• _Given task_:
Write out all the entries word for word, but skip any images.

Figure collection entries:
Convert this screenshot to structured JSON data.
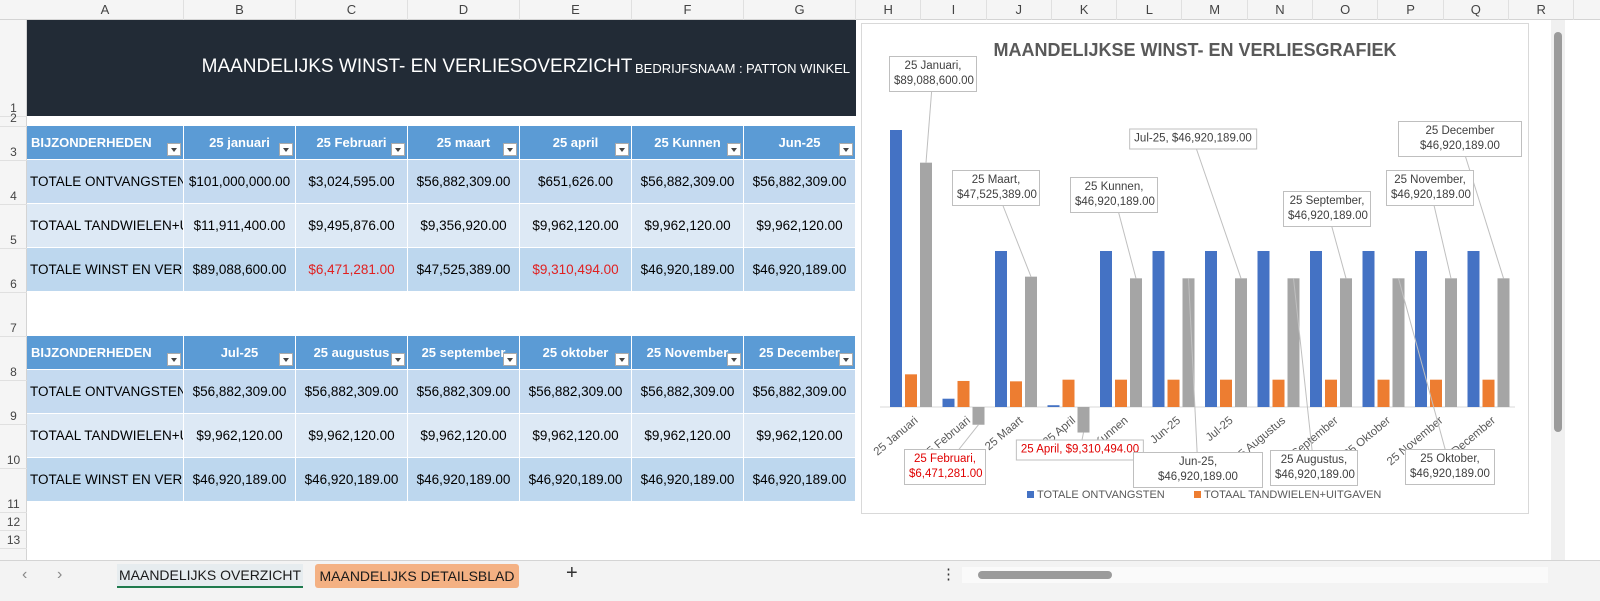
{
  "column_headers": [
    "A",
    "B",
    "C",
    "D",
    "E",
    "F",
    "G",
    "H",
    "I",
    "J",
    "K",
    "L",
    "M",
    "N",
    "O",
    "P",
    "Q",
    "R"
  ],
  "row_numbers": [
    "1",
    "2",
    "3",
    "4",
    "5",
    "6",
    "7",
    "8",
    "9",
    "10",
    "11",
    "12",
    "13"
  ],
  "banner": {
    "title": "MAANDELIJKS WINST- EN VERLIESOVERZICHT",
    "company_label": "BEDRIJFSNAAM :",
    "company": "PATTON WINKEL"
  },
  "tables": [
    {
      "columns": [
        "BIJZONDERHEDEN",
        "25 januari",
        "25 Februari",
        "25 maart",
        "25 april",
        "25 Kunnen",
        "Jun-25"
      ],
      "rows": [
        [
          "TOTALE ONTVANGSTEN",
          "$101,000,000.00",
          "$3,024,595.00",
          "$56,882,309.00",
          "$651,626.00",
          "$56,882,309.00",
          "$56,882,309.00"
        ],
        [
          "TOTAAL TANDWIELEN+UI",
          "$11,911,400.00",
          "$9,495,876.00",
          "$9,356,920.00",
          "$9,962,120.00",
          "$9,962,120.00",
          "$9,962,120.00"
        ],
        [
          "TOTALE WINST EN VERLIE",
          "$89,088,600.00",
          "$6,471,281.00",
          "$47,525,389.00",
          "$9,310,494.00",
          "$46,920,189.00",
          "$46,920,189.00"
        ]
      ]
    },
    {
      "columns": [
        "BIJZONDERHEDEN",
        "Jul-25",
        "25 augustus",
        "25 september",
        "25 oktober",
        "25 November",
        "25 December"
      ],
      "rows": [
        [
          "TOTALE ONTVANGSTEN",
          "$56,882,309.00",
          "$56,882,309.00",
          "$56,882,309.00",
          "$56,882,309.00",
          "$56,882,309.00",
          "$56,882,309.00"
        ],
        [
          "TOTAAL TANDWIELEN+UI",
          "$9,962,120.00",
          "$9,962,120.00",
          "$9,962,120.00",
          "$9,962,120.00",
          "$9,962,120.00",
          "$9,962,120.00"
        ],
        [
          "TOTALE WINST EN VERLIE",
          "$46,920,189.00",
          "$46,920,189.00",
          "$46,920,189.00",
          "$46,920,189.00",
          "$46,920,189.00",
          "$46,920,189.00"
        ]
      ]
    }
  ],
  "chart_data": {
    "type": "bar",
    "title": "MAANDELIJKSE WINST- EN VERLIESGRAFIEK",
    "categories": [
      "25 Januari",
      "25 Februari",
      "25 Maart",
      "25 April",
      "25 Kunnen",
      "Jun-25",
      "Jul-25",
      "25 Augustus",
      "25 September",
      "25 Oktober",
      "25 November",
      "25 December"
    ],
    "series": [
      {
        "name": "TOTALE ONTVANGSTEN",
        "color": "#4472c4",
        "values": [
          101000000,
          3024595,
          56882309,
          651626,
          56882309,
          56882309,
          56882309,
          56882309,
          56882309,
          56882309,
          56882309,
          56882309
        ]
      },
      {
        "name": "TOTAAL TANDWIELEN+UITGAVEN",
        "color": "#ed7d31",
        "values": [
          11911400,
          9495876,
          9356920,
          9962120,
          9962120,
          9962120,
          9962120,
          9962120,
          9962120,
          9962120,
          9962120,
          9962120
        ]
      },
      {
        "color": "#a5a5a5",
        "values": [
          89088600,
          -6471281,
          47525389,
          -9310494,
          46920189,
          46920189,
          46920189,
          46920189,
          46920189,
          46920189,
          46920189,
          46920189
        ],
        "value_labels": [
          "25 Januari, $89,088,600.00",
          "25 Februari, $6,471,281.00",
          "25 Maart, $47,525,389.00",
          "25 April, $9,310,494.00",
          "25 Kunnen, $46,920,189.00",
          "Jun-25, $46,920,189.00",
          "Jul-25, $46,920,189.00",
          "25 Augustus, $46,920,189.00",
          "25 September, $46,920,189.00",
          "25 Oktober, $46,920,189.00",
          "25 November, $46,920,189.00",
          "25 December $46,920,189.00"
        ]
      }
    ],
    "legend": "bottom"
  },
  "tabs": [
    "MAANDELIJKS OVERZICHT",
    "MAANDELIJKS DETAILSBLAD"
  ]
}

• _Worked solution_:
Convert this screenshot to structured JSON data.
{
  "column_headers": [
    "A",
    "B",
    "C",
    "D",
    "E",
    "F",
    "G",
    "H",
    "I",
    "J",
    "K",
    "L",
    "M",
    "N",
    "O",
    "P",
    "Q",
    "R"
  ],
  "row_numbers": [
    "1",
    "2",
    "3",
    "4",
    "5",
    "6",
    "7",
    "8",
    "9",
    "10",
    "11",
    "12",
    "13"
  ],
  "banner": {
    "title": "MAANDELIJKS WINST- EN VERLIESOVERZICHT",
    "company_label": "BEDRIJFSNAAM :",
    "company": "PATTON WINKEL"
  },
  "tables": [
    {
      "columns": [
        "BIJZONDERHEDEN",
        "25 januari",
        "25 Februari",
        "25 maart",
        "25 april",
        "25 Kunnen",
        "Jun-25"
      ],
      "rows": [
        [
          "TOTALE ONTVANGSTEN",
          "$101,000,000.00",
          "$3,024,595.00",
          "$56,882,309.00",
          "$651,626.00",
          "$56,882,309.00",
          "$56,882,309.00"
        ],
        [
          "TOTAAL TANDWIELEN+UI",
          "$11,911,400.00",
          "$9,495,876.00",
          "$9,356,920.00",
          "$9,962,120.00",
          "$9,962,120.00",
          "$9,962,120.00"
        ],
        [
          "TOTALE WINST EN VERLIE",
          "$89,088,600.00",
          "$6,471,281.00",
          "$47,525,389.00",
          "$9,310,494.00",
          "$46,920,189.00",
          "$46,920,189.00"
        ]
      ]
    },
    {
      "columns": [
        "BIJZONDERHEDEN",
        "Jul-25",
        "25 augustus",
        "25 september",
        "25 oktober",
        "25 November",
        "25 December"
      ],
      "rows": [
        [
          "TOTALE ONTVANGSTEN",
          "$56,882,309.00",
          "$56,882,309.00",
          "$56,882,309.00",
          "$56,882,309.00",
          "$56,882,309.00",
          "$56,882,309.00"
        ],
        [
          "TOTAAL TANDWIELEN+UI",
          "$9,962,120.00",
          "$9,962,120.00",
          "$9,962,120.00",
          "$9,962,120.00",
          "$9,962,120.00",
          "$9,962,120.00"
        ],
        [
          "TOTALE WINST EN VERLIE",
          "$46,920,189.00",
          "$46,920,189.00",
          "$46,920,189.00",
          "$46,920,189.00",
          "$46,920,189.00",
          "$46,920,189.00"
        ]
      ]
    }
  ],
  "chart_data": {
    "type": "bar",
    "title": "MAANDELIJKSE WINST- EN VERLIESGRAFIEK",
    "categories": [
      "25 Januari",
      "25 Februari",
      "25 Maart",
      "25 April",
      "25 Kunnen",
      "Jun-25",
      "Jul-25",
      "25 Augustus",
      "25 September",
      "25 Oktober",
      "25 November",
      "25 December"
    ],
    "series": [
      {
        "name": "TOTALE ONTVANGSTEN",
        "color": "#4472c4",
        "values": [
          101000000,
          3024595,
          56882309,
          651626,
          56882309,
          56882309,
          56882309,
          56882309,
          56882309,
          56882309,
          56882309,
          56882309
        ]
      },
      {
        "name": "TOTAAL TANDWIELEN+UITGAVEN",
        "color": "#ed7d31",
        "values": [
          11911400,
          9495876,
          9356920,
          9962120,
          9962120,
          9962120,
          9962120,
          9962120,
          9962120,
          9962120,
          9962120,
          9962120
        ]
      },
      {
        "color": "#a5a5a5",
        "values": [
          89088600,
          -6471281,
          47525389,
          -9310494,
          46920189,
          46920189,
          46920189,
          46920189,
          46920189,
          46920189,
          46920189,
          46920189
        ],
        "value_labels": [
          "25 Januari, $89,088,600.00",
          "25 Februari, $6,471,281.00",
          "25 Maart, $47,525,389.00",
          "25 April, $9,310,494.00",
          "25 Kunnen, $46,920,189.00",
          "Jun-25, $46,920,189.00",
          "Jul-25, $46,920,189.00",
          "25 Augustus, $46,920,189.00",
          "25 September, $46,920,189.00",
          "25 Oktober, $46,920,189.00",
          "25 November, $46,920,189.00",
          "25 December $46,920,189.00"
        ]
      }
    ],
    "legend": "bottom"
  },
  "tabs": [
    "MAANDELIJKS OVERZICHT",
    "MAANDELIJKS DETAILSBLAD"
  ]
}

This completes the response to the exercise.